WHAT NEEDS TO BE DONE:
Gather all lines with the word "Milton" in them.

_ _ _ _ _

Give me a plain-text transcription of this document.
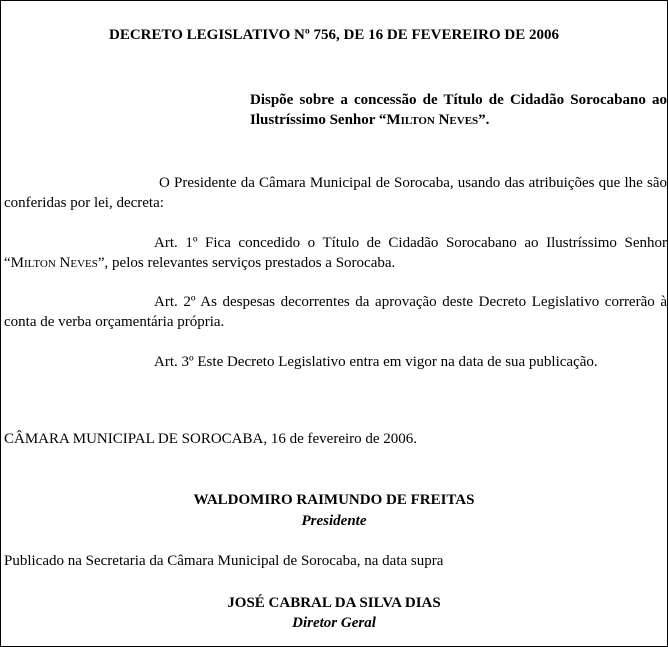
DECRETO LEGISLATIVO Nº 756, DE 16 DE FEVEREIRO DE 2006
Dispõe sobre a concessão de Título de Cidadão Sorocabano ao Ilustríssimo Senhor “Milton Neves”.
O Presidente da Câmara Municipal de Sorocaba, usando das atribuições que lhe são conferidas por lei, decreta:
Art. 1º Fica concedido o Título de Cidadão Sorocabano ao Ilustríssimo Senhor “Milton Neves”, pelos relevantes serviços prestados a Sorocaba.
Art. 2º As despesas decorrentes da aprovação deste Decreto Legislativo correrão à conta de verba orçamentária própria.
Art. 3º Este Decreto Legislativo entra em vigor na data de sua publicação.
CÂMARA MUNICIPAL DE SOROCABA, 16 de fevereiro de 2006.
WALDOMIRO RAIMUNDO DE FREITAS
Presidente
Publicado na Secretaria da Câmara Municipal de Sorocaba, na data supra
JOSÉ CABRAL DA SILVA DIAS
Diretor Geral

_ _ _ _ _

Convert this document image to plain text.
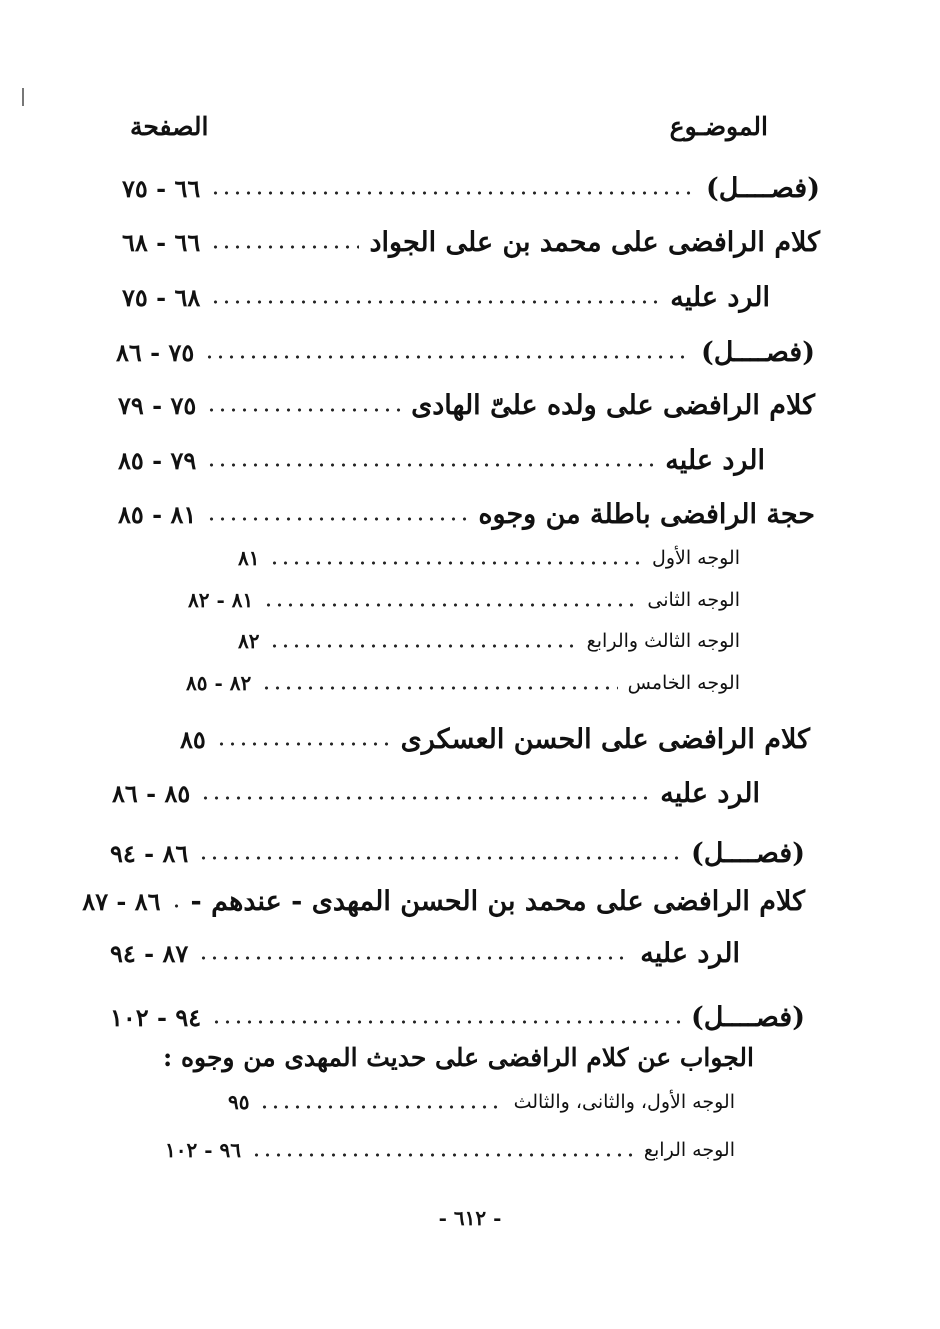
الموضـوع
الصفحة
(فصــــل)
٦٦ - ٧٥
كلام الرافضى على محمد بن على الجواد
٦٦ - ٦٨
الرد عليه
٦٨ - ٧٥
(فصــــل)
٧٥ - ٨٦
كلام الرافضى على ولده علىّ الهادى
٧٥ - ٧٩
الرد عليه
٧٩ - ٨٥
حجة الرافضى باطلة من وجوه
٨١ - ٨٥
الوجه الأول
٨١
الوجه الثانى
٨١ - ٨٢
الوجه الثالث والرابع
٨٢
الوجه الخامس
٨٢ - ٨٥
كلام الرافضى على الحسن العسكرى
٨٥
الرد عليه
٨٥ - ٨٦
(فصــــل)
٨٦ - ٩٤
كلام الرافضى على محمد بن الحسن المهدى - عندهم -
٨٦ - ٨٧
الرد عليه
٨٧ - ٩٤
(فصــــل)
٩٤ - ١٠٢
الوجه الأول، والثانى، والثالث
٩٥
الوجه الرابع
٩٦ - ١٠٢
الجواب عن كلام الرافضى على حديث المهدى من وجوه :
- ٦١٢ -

_ _ _ _ _

THE RESULT:
Dispõe sobre a concessão de Título de Cidadão Sorocabano ao Ilustríssimo Senhor “Milton Neves”.
Art. 1º Fica concedido o Título de Cidadão Sorocabano ao Ilustríssimo Senhor “Milton Neves”, pelos relevantes serviços prestados a Sorocaba.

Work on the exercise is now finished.